Aim of the exercise -
Where the word "text" occurs in a line, return that line.

Dataset -
————
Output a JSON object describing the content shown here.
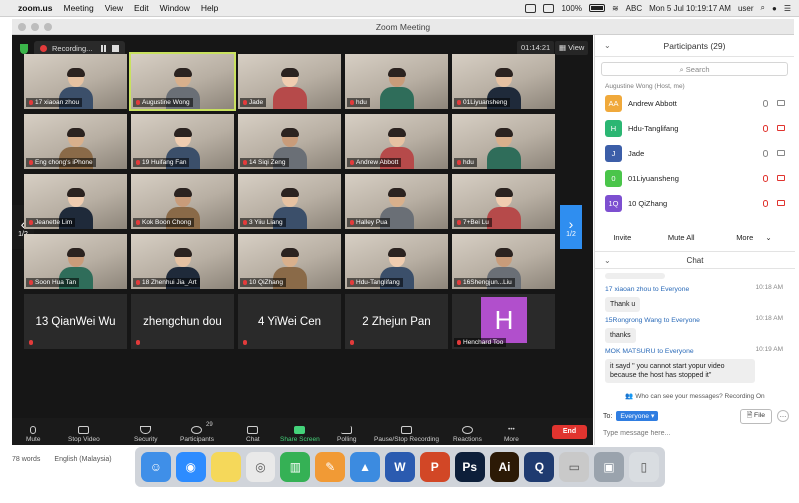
{
  "menubar": {
    "app": "zoom.us",
    "items": [
      "Meeting",
      "View",
      "Edit",
      "Window",
      "Help"
    ],
    "battery": "100%",
    "keyboard": "ABC",
    "clock": "Mon 5 Jul  10:19:17 AM",
    "user": "user"
  },
  "window": {
    "title": "Zoom Meeting"
  },
  "meeting": {
    "recording_label": "Recording...",
    "timer": "01:14:21",
    "view_label": "View",
    "page_left": "1/2",
    "page_right": "1/2"
  },
  "tiles": [
    {
      "name": "17 xiaoan zhou",
      "active": false
    },
    {
      "name": "Augustine Wong",
      "active": true
    },
    {
      "name": "Jade",
      "active": false
    },
    {
      "name": "hdu",
      "active": false
    },
    {
      "name": "01Liyuansheng",
      "active": false
    },
    {
      "name": "Eng chong's iPhone",
      "active": false
    },
    {
      "name": "19 Huifang Fan",
      "active": false
    },
    {
      "name": "14 Siqi Zeng",
      "active": false
    },
    {
      "name": "Andrew Abbott",
      "active": false
    },
    {
      "name": "hdu",
      "active": false
    },
    {
      "name": "Jeanette Lim",
      "active": false
    },
    {
      "name": "Kok Boon Chong",
      "active": false
    },
    {
      "name": "3 Yiiu Liang",
      "active": false
    },
    {
      "name": "Halley Pua",
      "active": false
    },
    {
      "name": "7+Bei Lu",
      "active": false
    },
    {
      "name": "Soon Hua Tan",
      "active": false
    },
    {
      "name": "18 Zhenhui Jia_Art",
      "active": false
    },
    {
      "name": "10 QiZhang",
      "active": false
    },
    {
      "name": "Hdu-Tanglifang",
      "active": false
    },
    {
      "name": "16Shengjun...Liu",
      "active": false
    }
  ],
  "name_tiles": [
    "13 QianWei Wu",
    "zhengchun dou",
    "4 YiWei Cen",
    "2 Zhejun Pan"
  ],
  "avatar_tile": {
    "letter": "H",
    "name": "Henchard Too",
    "color": "#b14fcc"
  },
  "toolbar": {
    "mute": "Mute",
    "stop_video": "Stop Video",
    "security": "Security",
    "participants": "Participants",
    "participants_count": "29",
    "chat": "Chat",
    "share_screen": "Share Screen",
    "polling": "Polling",
    "pause_recording": "Pause/Stop Recording",
    "reactions": "Reactions",
    "more": "More",
    "end": "End"
  },
  "status_bar": {
    "words": "78 words",
    "language": "English (Malaysia)"
  },
  "participants_panel": {
    "title": "Participants (29)",
    "search_placeholder": "Search",
    "cut_row": "Augustine Wong (Host, me)",
    "rows": [
      {
        "initials": "AA",
        "name": "Andrew Abbott",
        "color": "#f0a93b",
        "muted": false
      },
      {
        "initials": "H",
        "name": "Hdu-Tanglifang",
        "color": "#2bb673",
        "muted": true
      },
      {
        "initials": "J",
        "name": "Jade",
        "color": "#3c5ea8",
        "muted": false
      },
      {
        "initials": "0",
        "name": "01Liyuansheng",
        "color": "#4ac54a",
        "muted": true
      },
      {
        "initials": "1Q",
        "name": "10 QiZhang",
        "color": "#7d4fd0",
        "muted": true
      }
    ],
    "invite": "Invite",
    "mute_all": "Mute All",
    "more": "More"
  },
  "chat_panel": {
    "title": "Chat",
    "messages": [
      {
        "from": "17 xiaoan zhou to Everyone",
        "time": "10:18 AM",
        "text": "Thank u"
      },
      {
        "from": "15Rongrong Wang to Everyone",
        "time": "10:18 AM",
        "text": "thanks"
      },
      {
        "from": "MOK MATSURU to Everyone",
        "time": "10:19 AM",
        "text": "it sayd \" you cannot start yopur video because the host has stopped it\""
      }
    ],
    "who_can_see": "Who can see your messages? Recording On",
    "to_label": "To:",
    "to_target": "Everyone",
    "file_label": "File",
    "input_placeholder": "Type message here..."
  },
  "dock_apps": [
    {
      "name": "finder-icon",
      "glyph": "☺",
      "color": "#3f8fe8"
    },
    {
      "name": "zoom-icon",
      "glyph": "◉",
      "color": "#2d8cff"
    },
    {
      "name": "notes-icon",
      "glyph": "",
      "color": "#f5d85a"
    },
    {
      "name": "chrome-icon",
      "glyph": "◎",
      "color": "#e9e9e9"
    },
    {
      "name": "numbers-icon",
      "glyph": "▥",
      "color": "#35b155"
    },
    {
      "name": "pages-icon",
      "glyph": "✎",
      "color": "#f19a35"
    },
    {
      "name": "keynote-icon",
      "glyph": "▲",
      "color": "#3c8be0"
    },
    {
      "name": "word-icon",
      "glyph": "W",
      "color": "#2b5bb0"
    },
    {
      "name": "powerpoint-icon",
      "glyph": "P",
      "color": "#d24726"
    },
    {
      "name": "photoshop-icon",
      "glyph": "Ps",
      "color": "#0d1f3a"
    },
    {
      "name": "illustrator-icon",
      "glyph": "Ai",
      "color": "#2c1a06"
    },
    {
      "name": "quicktime-icon",
      "glyph": "Q",
      "color": "#1f3b70"
    },
    {
      "name": "preview-icon",
      "glyph": "▭",
      "color": "#c9c9c9"
    },
    {
      "name": "screenshot-icon",
      "glyph": "▣",
      "color": "#9aa3ad"
    },
    {
      "name": "trash-icon",
      "glyph": "▯",
      "color": "#d9dde1"
    }
  ]
}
————
Reply -
        "text": "Thank u"
        "text": "thanks"
        "text": "it sayd \" you cannot start yopur video because the host has stopped it\""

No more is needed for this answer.